| The request |
Keep only those lines of the records that include the string "screenshot".

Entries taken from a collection
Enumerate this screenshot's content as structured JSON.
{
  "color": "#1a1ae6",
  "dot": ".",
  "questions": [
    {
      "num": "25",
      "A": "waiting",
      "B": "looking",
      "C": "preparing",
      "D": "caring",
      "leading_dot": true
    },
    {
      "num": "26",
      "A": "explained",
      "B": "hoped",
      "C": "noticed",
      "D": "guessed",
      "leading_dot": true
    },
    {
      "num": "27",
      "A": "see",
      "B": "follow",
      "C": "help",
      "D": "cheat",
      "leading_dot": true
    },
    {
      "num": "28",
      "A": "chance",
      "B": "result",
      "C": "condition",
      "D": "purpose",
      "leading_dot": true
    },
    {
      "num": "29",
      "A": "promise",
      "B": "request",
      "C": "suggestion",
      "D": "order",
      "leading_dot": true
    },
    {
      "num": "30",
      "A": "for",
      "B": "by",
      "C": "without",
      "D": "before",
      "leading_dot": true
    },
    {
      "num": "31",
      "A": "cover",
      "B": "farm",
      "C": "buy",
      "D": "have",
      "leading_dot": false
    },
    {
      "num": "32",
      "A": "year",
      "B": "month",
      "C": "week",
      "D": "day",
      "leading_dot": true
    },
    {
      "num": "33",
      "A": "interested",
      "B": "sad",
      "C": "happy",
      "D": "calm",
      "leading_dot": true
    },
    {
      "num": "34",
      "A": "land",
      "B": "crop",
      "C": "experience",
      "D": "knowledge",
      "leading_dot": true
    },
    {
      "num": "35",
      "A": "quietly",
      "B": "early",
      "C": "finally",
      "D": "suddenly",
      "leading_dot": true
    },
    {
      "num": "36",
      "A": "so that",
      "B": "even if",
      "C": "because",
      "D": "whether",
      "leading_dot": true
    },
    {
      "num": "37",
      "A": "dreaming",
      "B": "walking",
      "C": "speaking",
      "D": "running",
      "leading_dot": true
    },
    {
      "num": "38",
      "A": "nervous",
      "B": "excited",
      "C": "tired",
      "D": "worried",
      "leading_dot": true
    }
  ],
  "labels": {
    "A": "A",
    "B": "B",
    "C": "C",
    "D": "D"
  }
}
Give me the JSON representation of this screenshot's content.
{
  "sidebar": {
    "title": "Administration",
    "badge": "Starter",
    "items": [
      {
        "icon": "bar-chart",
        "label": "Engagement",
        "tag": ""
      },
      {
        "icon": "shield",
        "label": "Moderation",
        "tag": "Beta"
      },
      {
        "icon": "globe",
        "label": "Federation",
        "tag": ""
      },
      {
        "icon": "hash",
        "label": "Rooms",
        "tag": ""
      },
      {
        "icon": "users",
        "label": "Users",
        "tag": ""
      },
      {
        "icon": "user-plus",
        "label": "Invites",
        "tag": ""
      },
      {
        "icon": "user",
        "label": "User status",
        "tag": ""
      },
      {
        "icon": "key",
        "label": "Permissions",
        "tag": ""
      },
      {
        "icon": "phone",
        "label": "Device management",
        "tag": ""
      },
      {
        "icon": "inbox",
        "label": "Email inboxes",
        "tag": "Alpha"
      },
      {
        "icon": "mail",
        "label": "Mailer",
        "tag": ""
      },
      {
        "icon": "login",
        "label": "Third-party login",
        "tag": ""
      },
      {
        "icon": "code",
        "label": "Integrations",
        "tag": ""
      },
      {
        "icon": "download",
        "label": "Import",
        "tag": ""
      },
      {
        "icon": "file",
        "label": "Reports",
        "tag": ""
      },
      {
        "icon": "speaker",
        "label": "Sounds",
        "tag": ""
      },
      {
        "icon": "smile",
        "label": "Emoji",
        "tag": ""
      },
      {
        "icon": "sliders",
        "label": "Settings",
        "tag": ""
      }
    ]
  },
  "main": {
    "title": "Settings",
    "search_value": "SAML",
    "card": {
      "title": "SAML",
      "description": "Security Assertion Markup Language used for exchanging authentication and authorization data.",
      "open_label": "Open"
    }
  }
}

| Completed task |
Enumerate this screenshot's content as structured JSON.
Give me the JSON representation of this screenshot's content.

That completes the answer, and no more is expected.